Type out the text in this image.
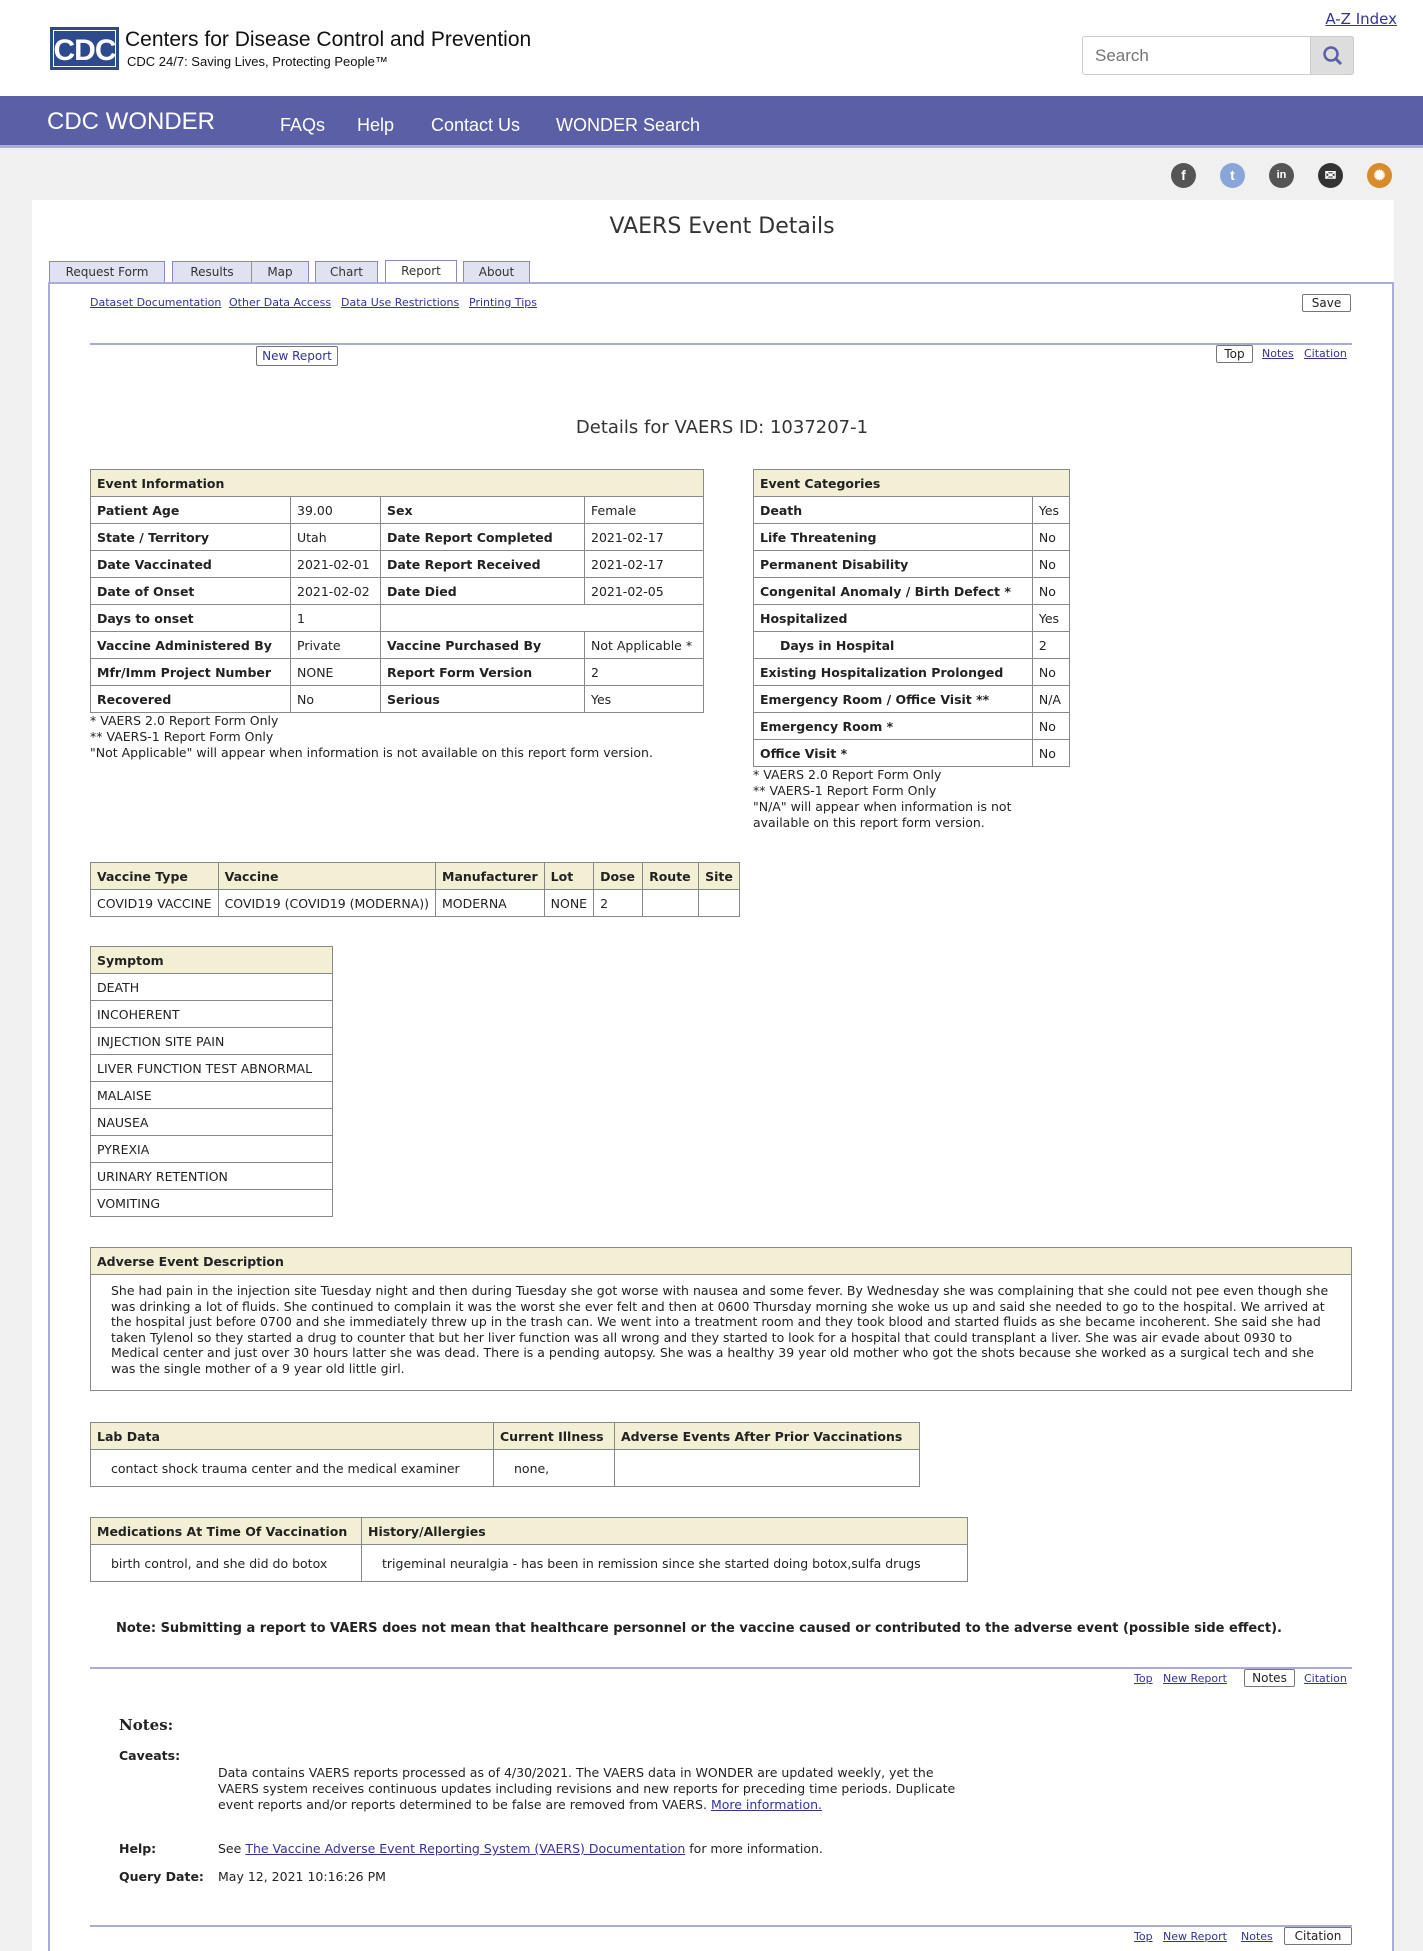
CDC Centers for Disease Control and Prevention
CDC 24/7: Saving Lives, Protecting People™
A-Z Index
Search
CDC WONDER	FAQs Help Contact Us WONDER Search
f	t	in	✉	✺
VAERS Event Details
Request Form	Results	Map	Chart	Report	About
Dataset Documentation Other Data Access Data Use Restrictions Printing Tips	Save
New Report	Top	Notes Citation
Details for VAERS ID: 1037207-1
Event Information			
Patient Age	39.00	Sex	Female
State / Territory	Utah	Date Report Completed	2021-02-17
Date Vaccinated	2021-02-01	Date Report Received	2021-02-17
Date of Onset	2021-02-02	Date Died	2021-02-05
Days to onset	1		
Vaccine Administered By	Private	Vaccine Purchased By	Not Applicable *
Mfr/Imm Project Number	NONE	Report Form Version	2
Recovered	No	Serious	Yes
* VAERS 2.0 Report Form Only
** VAERS-1 Report Form Only
"Not Applicable" will appear when information is not available on this report form version.
Event Categories	
Death	Yes
Life Threatening	No
Permanent Disability	No
Congenital Anomaly / Birth Defect *	No
Hospitalized	Yes
Days in Hospital	2
Existing Hospitalization Prolonged	No
Emergency Room / Office Visit **	N/A
Emergency Room *	No
Office Visit *	No
* VAERS 2.0 Report Form Only
** VAERS-1 Report Form Only
"N/A" will appear when information is not
available on this report form version.
Vaccine Type	Vaccine	Manufacturer	Lot	Dose	Route	Site
COVID19 VACCINE	COVID19 (COVID19 (MODERNA))	MODERNA	NONE	2		
Symptom
DEATH
INCOHERENT
INJECTION SITE PAIN
LIVER FUNCTION TEST ABNORMAL
MALAISE
NAUSEA
PYREXIA
URINARY RETENTION
VOMITING
Adverse Event Description
She had pain in the injection site Tuesday night and then during Tuesday she got worse with nausea and some fever. By Wednesday she was complaining that she could not pee even though she was drinking a lot of fluids. She continued to complain it was the worst she ever felt and then at 0600 Thursday morning she woke us up and said she needed to go to the hospital. We arrived at the hospital just before 0700 and she immediately threw up in the trash can. We went into a treatment room and they took blood and started fluids as she became incoherent. She said she had taken Tylenol so they started a drug to counter that but her liver function was all wrong and they started to look for a hospital that could transplant a liver. She was air evade about 0930 to Medical center and just over 30 hours latter she was dead. There is a pending autopsy. She was a healthy 39 year old mother who got the shots because she worked as a surgical tech and she was the single mother of a 9 year old little girl.
Lab Data	Current Illness	Adverse Events After Prior Vaccinations
contact shock trauma center and the medical examiner	none,	
Medications At Time Of Vaccination	History/Allergies
birth control, and she did do botox	trigeminal neuralgia - has been in remission since she started doing botox,sulfa drugs
Note: Submitting a report to VAERS does not mean that healthcare personnel or the vaccine caused or contributed to the adverse event (possible side effect).
Top New Report	Notes	Citation
Notes:
Caveats:
Data contains VAERS reports processed as of 4/30/2021. The VAERS data in WONDER are updated weekly, yet the
VAERS system receives continuous updates including revisions and new reports for preceding time periods. Duplicate
event reports and/or reports determined to be false are removed from VAERS. More information.
Help:	See The Vaccine Adverse Event Reporting System (VAERS) Documentation for more information.
Query Date: May 12, 2021 10:16:26 PM
Top New Report Notes	Citation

→ **Exercise**
Make an exact copy of every entry above, minus the images.

→ **Written reply**
Type out the text in this image.
CDC Centers for Disease Control and Prevention
CDC 24/7: Saving Lives, Protecting People™
A-Z Index
Search
CDC WONDER	FAQs Help Contact Us WONDER Search
f	t	in	✉	✺
VAERS Event Details
Request Form	Results	Map	Chart	Report	About
Dataset Documentation Other Data Access Data Use Restrictions Printing Tips	Save
New Report	Top	Notes Citation
Details for VAERS ID: 1037207-1
Event Information			
Patient Age	39.00	Sex	Female
State / Territory	Utah	Date Report Completed	2021-02-17
Date Vaccinated	2021-02-01	Date Report Received	2021-02-17
Date of Onset	2021-02-02	Date Died	2021-02-05
Days to onset	1		
Vaccine Administered By	Private	Vaccine Purchased By	Not Applicable *
Mfr/Imm Project Number	NONE	Report Form Version	2
Recovered	No	Serious	Yes
* VAERS 2.0 Report Form Only
** VAERS-1 Report Form Only
"Not Applicable" will appear when information is not available on this report form version.
Event Categories	
Death	Yes
Life Threatening	No
Permanent Disability	No
Congenital Anomaly / Birth Defect *	No
Hospitalized	Yes
Days in Hospital	2
Existing Hospitalization Prolonged	No
Emergency Room / Office Visit **	N/A
Emergency Room *	No
Office Visit *	No
* VAERS 2.0 Report Form Only
** VAERS-1 Report Form Only
"N/A" will appear when information is not
available on this report form version.
Vaccine Type	Vaccine	Manufacturer	Lot	Dose	Route	Site
COVID19 VACCINE	COVID19 (COVID19 (MODERNA))	MODERNA	NONE	2		
Symptom
DEATH
INCOHERENT
INJECTION SITE PAIN
LIVER FUNCTION TEST ABNORMAL
MALAISE
NAUSEA
PYREXIA
URINARY RETENTION
VOMITING
Adverse Event Description
She had pain in the injection site Tuesday night and then during Tuesday she got worse with nausea and some fever. By Wednesday she was complaining that she could not pee even though she was drinking a lot of fluids. She continued to complain it was the worst she ever felt and then at 0600 Thursday morning she woke us up and said she needed to go to the hospital. We arrived at the hospital just before 0700 and she immediately threw up in the trash can. We went into a treatment room and they took blood and started fluids as she became incoherent. She said she had taken Tylenol so they started a drug to counter that but her liver function was all wrong and they started to look for a hospital that could transplant a liver. She was air evade about 0930 to Medical center and just over 30 hours latter she was dead. There is a pending autopsy. She was a healthy 39 year old mother who got the shots because she worked as a surgical tech and she was the single mother of a 9 year old little girl.
Lab Data	Current Illness	Adverse Events After Prior Vaccinations
contact shock trauma center and the medical examiner	none,	
Medications At Time Of Vaccination	History/Allergies
birth control, and she did do botox	trigeminal neuralgia - has been in remission since she started doing botox,sulfa drugs
Note: Submitting a report to VAERS does not mean that healthcare personnel or the vaccine caused or contributed to the adverse event (possible side effect).
Top New Report	Notes	Citation
Notes:
Caveats:
Data contains VAERS reports processed as of 4/30/2021. The VAERS data in WONDER are updated weekly, yet the
VAERS system receives continuous updates including revisions and new reports for preceding time periods. Duplicate
event reports and/or reports determined to be false are removed from VAERS. More information.
Help:	See The Vaccine Adverse Event Reporting System (VAERS) Documentation for more information.
Query Date: May 12, 2021 10:16:26 PM
Top New Report Notes	Citation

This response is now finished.